▶ _Collected data entries_

※

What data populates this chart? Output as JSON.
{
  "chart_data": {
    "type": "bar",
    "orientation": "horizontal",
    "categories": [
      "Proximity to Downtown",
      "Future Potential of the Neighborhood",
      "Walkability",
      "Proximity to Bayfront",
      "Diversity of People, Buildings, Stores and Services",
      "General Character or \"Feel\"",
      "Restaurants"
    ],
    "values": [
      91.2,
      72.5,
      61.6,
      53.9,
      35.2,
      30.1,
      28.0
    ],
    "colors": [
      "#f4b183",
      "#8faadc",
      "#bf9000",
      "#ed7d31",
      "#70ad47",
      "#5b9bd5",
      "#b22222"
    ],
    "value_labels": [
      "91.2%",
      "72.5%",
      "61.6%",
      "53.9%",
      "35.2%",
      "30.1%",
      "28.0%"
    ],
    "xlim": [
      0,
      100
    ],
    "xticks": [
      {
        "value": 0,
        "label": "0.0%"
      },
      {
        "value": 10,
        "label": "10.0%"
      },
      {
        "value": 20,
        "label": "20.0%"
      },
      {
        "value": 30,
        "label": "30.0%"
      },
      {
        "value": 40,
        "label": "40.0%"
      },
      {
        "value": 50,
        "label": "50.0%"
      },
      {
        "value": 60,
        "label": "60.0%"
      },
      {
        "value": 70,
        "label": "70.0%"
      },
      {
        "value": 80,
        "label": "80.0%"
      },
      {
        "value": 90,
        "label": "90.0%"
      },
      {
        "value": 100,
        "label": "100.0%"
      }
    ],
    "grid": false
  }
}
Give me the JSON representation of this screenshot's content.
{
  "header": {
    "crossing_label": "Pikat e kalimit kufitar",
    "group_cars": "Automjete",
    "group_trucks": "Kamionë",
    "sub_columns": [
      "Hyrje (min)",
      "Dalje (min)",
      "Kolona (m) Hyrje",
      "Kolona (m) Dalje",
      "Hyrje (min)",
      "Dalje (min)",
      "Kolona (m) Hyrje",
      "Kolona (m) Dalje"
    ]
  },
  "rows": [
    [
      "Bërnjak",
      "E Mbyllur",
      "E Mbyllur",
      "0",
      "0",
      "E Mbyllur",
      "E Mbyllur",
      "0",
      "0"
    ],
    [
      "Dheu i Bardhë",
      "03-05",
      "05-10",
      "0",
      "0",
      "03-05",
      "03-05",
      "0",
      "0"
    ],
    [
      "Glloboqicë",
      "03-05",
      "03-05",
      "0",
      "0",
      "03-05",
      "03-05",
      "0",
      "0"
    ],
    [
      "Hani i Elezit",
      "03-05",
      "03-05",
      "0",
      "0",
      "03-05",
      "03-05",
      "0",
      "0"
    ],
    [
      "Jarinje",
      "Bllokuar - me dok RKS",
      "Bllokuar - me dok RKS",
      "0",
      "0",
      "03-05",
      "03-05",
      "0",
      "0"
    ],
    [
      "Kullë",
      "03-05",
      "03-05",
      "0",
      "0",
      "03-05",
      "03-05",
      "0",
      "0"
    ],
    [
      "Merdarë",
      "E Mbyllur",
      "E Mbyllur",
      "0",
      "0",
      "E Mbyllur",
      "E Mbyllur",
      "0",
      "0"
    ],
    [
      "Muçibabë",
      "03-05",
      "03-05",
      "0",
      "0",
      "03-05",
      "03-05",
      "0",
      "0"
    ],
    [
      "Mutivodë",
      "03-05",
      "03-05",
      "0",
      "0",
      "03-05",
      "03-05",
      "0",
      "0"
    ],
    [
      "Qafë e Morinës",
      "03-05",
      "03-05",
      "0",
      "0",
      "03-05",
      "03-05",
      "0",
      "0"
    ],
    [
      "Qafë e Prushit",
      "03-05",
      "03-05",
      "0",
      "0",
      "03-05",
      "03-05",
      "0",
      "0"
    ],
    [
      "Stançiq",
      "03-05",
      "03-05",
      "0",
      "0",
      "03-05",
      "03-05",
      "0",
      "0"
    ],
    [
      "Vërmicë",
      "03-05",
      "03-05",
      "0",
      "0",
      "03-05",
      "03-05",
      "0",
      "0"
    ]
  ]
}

※

▶ _Task to carry out_
Copy every record exactly, with nothing added or dropped.

▶ _Finished answer_
What data populates this chart? Output as JSON.
{
  "chart_data": {
    "type": "bar",
    "orientation": "horizontal",
    "categories": [
      "Proximity to Downtown",
      "Future Potential of the Neighborhood",
      "Walkability",
      "Proximity to Bayfront",
      "Diversity of People, Buildings, Stores and Services",
      "General Character or \"Feel\"",
      "Restaurants"
    ],
    "values": [
      91.2,
      72.5,
      61.6,
      53.9,
      35.2,
      30.1,
      28.0
    ],
    "colors": [
      "#f4b183",
      "#8faadc",
      "#bf9000",
      "#ed7d31",
      "#70ad47",
      "#5b9bd5",
      "#b22222"
    ],
    "value_labels": [
      "91.2%",
      "72.5%",
      "61.6%",
      "53.9%",
      "35.2%",
      "30.1%",
      "28.0%"
    ],
    "xlim": [
      0,
      100
    ],
    "xticks": [
      {
        "value": 0,
        "label": "0.0%"
      },
      {
        "value": 10,
        "label": "10.0%"
      },
      {
        "value": 20,
        "label": "20.0%"
      },
      {
        "value": 30,
        "label": "30.0%"
      },
      {
        "value": 40,
        "label": "40.0%"
      },
      {
        "value": 50,
        "label": "50.0%"
      },
      {
        "value": 60,
        "label": "60.0%"
      },
      {
        "value": 70,
        "label": "70.0%"
      },
      {
        "value": 80,
        "label": "80.0%"
      },
      {
        "value": 90,
        "label": "90.0%"
      },
      {
        "value": 100,
        "label": "100.0%"
      }
    ],
    "grid": false
  }
}
Give me the JSON representation of this screenshot's content.
{
  "header": {
    "crossing_label": "Pikat e kalimit kufitar",
    "group_cars": "Automjete",
    "group_trucks": "Kamionë",
    "sub_columns": [
      "Hyrje (min)",
      "Dalje (min)",
      "Kolona (m) Hyrje",
      "Kolona (m) Dalje",
      "Hyrje (min)",
      "Dalje (min)",
      "Kolona (m) Hyrje",
      "Kolona (m) Dalje"
    ]
  },
  "rows": [
    [
      "Bërnjak",
      "E Mbyllur",
      "E Mbyllur",
      "0",
      "0",
      "E Mbyllur",
      "E Mbyllur",
      "0",
      "0"
    ],
    [
      "Dheu i Bardhë",
      "03-05",
      "05-10",
      "0",
      "0",
      "03-05",
      "03-05",
      "0",
      "0"
    ],
    [
      "Glloboqicë",
      "03-05",
      "03-05",
      "0",
      "0",
      "03-05",
      "03-05",
      "0",
      "0"
    ],
    [
      "Hani i Elezit",
      "03-05",
      "03-05",
      "0",
      "0",
      "03-05",
      "03-05",
      "0",
      "0"
    ],
    [
      "Jarinje",
      "Bllokuar - me dok RKS",
      "Bllokuar - me dok RKS",
      "0",
      "0",
      "03-05",
      "03-05",
      "0",
      "0"
    ],
    [
      "Kullë",
      "03-05",
      "03-05",
      "0",
      "0",
      "03-05",
      "03-05",
      "0",
      "0"
    ],
    [
      "Merdarë",
      "E Mbyllur",
      "E Mbyllur",
      "0",
      "0",
      "E Mbyllur",
      "E Mbyllur",
      "0",
      "0"
    ],
    [
      "Muçibabë",
      "03-05",
      "03-05",
      "0",
      "0",
      "03-05",
      "03-05",
      "0",
      "0"
    ],
    [
      "Mutivodë",
      "03-05",
      "03-05",
      "0",
      "0",
      "03-05",
      "03-05",
      "0",
      "0"
    ],
    [
      "Qafë e Morinës",
      "03-05",
      "03-05",
      "0",
      "0",
      "03-05",
      "03-05",
      "0",
      "0"
    ],
    [
      "Qafë e Prushit",
      "03-05",
      "03-05",
      "0",
      "0",
      "03-05",
      "03-05",
      "0",
      "0"
    ],
    [
      "Stançiq",
      "03-05",
      "03-05",
      "0",
      "0",
      "03-05",
      "03-05",
      "0",
      "0"
    ],
    [
      "Vërmicë",
      "03-05",
      "03-05",
      "0",
      "0",
      "03-05",
      "03-05",
      "0",
      "0"
    ]
  ]
}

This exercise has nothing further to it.